[Input material start]

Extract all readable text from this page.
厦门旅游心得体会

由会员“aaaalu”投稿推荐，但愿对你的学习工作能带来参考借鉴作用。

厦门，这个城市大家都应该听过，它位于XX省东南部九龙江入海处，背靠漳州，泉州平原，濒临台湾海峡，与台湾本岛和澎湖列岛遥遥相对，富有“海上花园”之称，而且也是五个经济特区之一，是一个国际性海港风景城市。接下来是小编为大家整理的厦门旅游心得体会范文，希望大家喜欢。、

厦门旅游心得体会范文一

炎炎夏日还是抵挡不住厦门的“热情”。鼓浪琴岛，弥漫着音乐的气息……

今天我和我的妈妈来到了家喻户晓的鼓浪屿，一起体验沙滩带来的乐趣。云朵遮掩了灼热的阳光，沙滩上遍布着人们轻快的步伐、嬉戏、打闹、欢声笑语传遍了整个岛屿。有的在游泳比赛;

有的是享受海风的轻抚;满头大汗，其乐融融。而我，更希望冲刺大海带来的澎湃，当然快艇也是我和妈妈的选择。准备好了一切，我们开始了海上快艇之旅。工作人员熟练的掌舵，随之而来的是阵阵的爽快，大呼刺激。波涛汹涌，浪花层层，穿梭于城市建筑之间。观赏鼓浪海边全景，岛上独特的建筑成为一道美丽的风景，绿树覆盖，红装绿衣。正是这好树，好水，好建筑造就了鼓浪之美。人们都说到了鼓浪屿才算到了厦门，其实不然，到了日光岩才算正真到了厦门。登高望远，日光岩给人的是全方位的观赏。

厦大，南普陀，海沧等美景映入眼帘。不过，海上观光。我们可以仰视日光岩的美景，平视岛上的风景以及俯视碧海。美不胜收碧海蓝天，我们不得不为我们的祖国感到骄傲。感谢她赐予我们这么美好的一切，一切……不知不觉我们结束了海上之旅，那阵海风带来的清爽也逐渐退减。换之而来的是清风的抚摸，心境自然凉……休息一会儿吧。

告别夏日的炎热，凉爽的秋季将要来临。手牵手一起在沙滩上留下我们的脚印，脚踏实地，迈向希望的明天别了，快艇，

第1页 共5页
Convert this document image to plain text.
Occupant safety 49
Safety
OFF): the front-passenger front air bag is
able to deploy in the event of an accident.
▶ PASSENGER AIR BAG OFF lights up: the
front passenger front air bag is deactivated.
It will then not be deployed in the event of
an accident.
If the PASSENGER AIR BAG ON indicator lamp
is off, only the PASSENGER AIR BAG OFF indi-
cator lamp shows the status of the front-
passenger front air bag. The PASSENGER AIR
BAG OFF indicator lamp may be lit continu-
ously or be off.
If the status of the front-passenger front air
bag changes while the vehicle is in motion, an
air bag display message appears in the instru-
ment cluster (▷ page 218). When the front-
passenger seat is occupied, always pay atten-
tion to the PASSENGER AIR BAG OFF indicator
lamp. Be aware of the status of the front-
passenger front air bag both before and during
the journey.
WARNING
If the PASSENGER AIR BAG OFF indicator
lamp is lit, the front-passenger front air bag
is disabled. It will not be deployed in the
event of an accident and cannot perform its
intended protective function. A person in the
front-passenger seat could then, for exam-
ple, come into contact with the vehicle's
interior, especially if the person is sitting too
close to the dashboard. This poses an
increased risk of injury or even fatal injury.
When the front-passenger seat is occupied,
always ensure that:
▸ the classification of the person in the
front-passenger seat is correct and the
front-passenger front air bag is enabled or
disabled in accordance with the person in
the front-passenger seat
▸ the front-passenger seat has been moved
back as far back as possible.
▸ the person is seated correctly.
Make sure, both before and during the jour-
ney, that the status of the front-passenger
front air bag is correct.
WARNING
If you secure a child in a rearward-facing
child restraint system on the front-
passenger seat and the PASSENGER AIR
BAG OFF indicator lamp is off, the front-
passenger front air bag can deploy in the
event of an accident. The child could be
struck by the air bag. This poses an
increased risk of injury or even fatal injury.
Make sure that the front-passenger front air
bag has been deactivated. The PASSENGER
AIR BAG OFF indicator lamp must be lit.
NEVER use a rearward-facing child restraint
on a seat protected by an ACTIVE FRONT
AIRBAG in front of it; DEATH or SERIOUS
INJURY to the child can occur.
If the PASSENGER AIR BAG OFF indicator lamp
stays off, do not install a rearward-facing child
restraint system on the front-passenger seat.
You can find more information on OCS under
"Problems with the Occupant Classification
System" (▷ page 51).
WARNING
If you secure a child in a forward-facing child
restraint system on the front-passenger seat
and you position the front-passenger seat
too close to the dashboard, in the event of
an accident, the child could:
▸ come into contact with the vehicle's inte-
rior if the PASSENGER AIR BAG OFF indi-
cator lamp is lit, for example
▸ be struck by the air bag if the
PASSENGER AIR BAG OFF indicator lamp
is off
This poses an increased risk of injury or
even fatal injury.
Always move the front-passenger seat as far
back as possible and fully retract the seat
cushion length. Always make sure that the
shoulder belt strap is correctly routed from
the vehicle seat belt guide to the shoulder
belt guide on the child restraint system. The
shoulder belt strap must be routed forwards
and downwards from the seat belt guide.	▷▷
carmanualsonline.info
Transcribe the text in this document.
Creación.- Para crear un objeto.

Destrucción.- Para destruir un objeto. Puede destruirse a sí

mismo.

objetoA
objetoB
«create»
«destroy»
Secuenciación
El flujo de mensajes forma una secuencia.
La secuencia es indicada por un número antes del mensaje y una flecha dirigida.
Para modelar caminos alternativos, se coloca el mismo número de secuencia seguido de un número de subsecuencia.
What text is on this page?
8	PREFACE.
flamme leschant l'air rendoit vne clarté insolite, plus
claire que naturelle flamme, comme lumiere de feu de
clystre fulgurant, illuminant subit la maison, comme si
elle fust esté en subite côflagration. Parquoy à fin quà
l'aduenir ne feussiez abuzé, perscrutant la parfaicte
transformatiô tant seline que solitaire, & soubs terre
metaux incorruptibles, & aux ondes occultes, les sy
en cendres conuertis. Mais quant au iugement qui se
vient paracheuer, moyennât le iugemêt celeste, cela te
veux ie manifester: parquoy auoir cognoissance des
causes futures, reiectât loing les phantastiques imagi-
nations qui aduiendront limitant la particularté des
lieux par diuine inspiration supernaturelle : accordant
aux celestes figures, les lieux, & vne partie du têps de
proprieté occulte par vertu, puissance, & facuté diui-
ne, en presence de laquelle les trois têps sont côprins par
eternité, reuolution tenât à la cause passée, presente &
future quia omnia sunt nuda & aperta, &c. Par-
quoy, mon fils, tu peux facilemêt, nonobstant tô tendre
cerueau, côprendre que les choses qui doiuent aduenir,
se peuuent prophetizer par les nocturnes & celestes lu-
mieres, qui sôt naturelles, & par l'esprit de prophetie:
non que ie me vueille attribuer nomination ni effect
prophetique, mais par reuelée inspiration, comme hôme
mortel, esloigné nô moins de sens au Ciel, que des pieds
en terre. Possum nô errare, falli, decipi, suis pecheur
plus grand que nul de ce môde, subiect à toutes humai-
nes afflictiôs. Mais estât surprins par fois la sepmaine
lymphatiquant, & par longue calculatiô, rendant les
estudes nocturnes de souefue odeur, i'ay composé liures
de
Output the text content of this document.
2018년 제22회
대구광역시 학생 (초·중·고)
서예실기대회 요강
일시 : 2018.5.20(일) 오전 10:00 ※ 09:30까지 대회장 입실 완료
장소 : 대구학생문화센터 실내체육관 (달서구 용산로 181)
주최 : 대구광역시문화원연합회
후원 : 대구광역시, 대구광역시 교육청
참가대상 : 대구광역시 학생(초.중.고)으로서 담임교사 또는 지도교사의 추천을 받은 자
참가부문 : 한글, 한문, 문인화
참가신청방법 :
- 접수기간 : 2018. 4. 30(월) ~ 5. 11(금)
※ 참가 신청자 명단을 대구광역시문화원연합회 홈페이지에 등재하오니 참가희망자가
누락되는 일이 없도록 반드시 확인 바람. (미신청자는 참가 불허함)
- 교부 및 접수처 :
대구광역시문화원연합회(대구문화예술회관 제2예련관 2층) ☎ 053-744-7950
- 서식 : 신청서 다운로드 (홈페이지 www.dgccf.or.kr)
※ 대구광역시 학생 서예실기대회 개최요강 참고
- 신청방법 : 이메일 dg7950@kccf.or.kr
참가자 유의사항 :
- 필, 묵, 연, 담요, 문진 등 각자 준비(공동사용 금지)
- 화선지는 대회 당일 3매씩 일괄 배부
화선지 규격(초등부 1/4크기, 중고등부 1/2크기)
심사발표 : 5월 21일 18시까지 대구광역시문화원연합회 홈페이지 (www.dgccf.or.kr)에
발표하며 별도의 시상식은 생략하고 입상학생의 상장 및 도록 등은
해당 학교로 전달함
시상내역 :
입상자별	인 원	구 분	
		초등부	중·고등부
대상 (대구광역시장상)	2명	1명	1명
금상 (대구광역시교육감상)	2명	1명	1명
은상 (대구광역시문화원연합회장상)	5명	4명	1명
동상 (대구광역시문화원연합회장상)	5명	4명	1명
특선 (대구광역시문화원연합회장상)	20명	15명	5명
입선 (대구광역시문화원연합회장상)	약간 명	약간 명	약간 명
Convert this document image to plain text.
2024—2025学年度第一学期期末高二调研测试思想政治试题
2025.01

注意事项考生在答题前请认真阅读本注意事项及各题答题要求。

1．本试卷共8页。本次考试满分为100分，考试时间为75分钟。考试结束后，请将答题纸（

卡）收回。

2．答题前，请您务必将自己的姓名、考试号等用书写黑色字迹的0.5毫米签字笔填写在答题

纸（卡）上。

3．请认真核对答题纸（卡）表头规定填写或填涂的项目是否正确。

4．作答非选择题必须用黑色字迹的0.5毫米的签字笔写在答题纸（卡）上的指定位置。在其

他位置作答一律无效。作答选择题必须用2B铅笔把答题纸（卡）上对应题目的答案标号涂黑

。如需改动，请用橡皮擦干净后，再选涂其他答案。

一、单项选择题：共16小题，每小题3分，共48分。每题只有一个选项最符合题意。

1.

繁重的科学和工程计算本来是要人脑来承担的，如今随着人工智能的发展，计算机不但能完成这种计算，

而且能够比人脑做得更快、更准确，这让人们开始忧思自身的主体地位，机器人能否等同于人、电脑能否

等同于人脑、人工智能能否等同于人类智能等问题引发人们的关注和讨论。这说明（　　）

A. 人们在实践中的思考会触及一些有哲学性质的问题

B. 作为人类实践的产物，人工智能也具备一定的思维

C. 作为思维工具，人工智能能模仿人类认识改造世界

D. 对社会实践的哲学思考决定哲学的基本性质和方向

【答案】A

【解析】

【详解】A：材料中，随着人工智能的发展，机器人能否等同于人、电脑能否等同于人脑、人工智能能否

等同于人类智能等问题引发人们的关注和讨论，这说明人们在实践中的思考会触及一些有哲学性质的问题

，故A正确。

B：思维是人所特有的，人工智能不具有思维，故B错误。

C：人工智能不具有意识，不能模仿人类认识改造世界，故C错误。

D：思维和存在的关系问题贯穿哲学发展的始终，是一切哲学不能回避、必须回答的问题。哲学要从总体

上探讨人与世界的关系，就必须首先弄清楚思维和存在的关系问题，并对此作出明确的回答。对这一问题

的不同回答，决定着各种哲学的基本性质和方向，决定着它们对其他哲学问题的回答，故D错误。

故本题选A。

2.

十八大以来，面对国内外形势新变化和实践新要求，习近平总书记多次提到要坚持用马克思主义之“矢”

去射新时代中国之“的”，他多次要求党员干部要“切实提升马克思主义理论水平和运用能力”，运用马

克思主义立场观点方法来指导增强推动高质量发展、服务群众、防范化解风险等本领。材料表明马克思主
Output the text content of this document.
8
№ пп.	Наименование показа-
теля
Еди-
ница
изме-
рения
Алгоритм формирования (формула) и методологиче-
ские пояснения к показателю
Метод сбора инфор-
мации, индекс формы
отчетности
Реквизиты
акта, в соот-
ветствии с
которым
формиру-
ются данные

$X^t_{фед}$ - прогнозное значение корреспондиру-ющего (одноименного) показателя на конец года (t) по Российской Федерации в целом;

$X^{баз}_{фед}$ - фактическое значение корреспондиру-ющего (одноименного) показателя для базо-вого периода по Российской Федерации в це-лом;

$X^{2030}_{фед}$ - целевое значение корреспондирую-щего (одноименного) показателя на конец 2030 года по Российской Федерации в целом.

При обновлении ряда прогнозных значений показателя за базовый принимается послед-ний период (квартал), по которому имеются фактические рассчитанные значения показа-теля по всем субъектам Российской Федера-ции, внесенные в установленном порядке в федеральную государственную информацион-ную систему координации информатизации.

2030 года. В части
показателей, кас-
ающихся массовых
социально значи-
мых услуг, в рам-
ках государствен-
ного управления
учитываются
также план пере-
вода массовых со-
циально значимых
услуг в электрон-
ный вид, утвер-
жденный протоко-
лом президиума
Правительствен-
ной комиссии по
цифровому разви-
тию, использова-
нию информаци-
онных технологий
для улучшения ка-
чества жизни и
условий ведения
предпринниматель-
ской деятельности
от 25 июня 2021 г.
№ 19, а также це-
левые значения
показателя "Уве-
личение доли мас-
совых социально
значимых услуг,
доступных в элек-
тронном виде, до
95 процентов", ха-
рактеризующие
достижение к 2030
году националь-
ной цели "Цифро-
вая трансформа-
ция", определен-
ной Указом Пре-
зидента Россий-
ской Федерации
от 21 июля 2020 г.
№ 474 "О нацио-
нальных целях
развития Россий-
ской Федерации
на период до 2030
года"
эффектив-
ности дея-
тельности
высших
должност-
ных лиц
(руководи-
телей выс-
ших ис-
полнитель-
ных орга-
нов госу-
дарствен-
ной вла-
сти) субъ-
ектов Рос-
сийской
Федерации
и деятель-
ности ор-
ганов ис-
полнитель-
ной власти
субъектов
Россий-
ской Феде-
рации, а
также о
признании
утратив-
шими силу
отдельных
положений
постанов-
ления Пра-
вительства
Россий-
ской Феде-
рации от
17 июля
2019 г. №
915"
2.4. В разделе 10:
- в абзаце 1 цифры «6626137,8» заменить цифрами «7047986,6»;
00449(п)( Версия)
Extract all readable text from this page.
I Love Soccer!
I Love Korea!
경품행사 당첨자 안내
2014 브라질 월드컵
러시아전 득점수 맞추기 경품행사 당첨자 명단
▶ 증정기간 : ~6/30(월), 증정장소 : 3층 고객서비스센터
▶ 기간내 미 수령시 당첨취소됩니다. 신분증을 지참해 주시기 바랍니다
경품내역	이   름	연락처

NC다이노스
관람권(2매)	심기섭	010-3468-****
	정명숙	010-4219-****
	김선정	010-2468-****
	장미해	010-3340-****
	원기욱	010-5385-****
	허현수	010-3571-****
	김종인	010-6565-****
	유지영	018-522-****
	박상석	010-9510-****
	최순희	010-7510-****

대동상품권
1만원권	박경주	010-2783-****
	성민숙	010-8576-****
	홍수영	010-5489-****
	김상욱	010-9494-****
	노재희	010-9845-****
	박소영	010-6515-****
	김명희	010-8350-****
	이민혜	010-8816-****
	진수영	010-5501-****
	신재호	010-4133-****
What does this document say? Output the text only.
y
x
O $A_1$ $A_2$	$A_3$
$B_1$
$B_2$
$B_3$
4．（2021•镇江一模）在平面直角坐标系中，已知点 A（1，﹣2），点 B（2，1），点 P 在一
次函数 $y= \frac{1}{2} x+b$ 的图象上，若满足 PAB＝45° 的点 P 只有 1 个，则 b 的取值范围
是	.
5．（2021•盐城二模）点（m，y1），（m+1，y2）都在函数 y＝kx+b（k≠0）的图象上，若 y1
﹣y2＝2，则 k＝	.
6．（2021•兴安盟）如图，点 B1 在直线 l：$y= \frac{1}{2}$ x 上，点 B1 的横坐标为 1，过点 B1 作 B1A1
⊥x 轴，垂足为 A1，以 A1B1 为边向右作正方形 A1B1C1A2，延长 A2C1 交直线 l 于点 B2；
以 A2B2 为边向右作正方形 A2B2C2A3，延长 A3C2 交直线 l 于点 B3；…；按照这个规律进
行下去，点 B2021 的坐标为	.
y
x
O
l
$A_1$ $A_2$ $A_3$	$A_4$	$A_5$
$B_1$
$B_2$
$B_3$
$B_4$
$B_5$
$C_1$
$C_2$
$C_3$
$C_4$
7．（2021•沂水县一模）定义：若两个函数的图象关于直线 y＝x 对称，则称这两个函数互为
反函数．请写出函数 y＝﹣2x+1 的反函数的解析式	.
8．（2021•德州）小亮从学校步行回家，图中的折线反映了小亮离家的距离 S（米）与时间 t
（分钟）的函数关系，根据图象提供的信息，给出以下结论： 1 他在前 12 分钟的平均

[Input material end]

(Task details) Say how many lines of the material contain the word "inspiration", with no other text.

(Problem solution) 2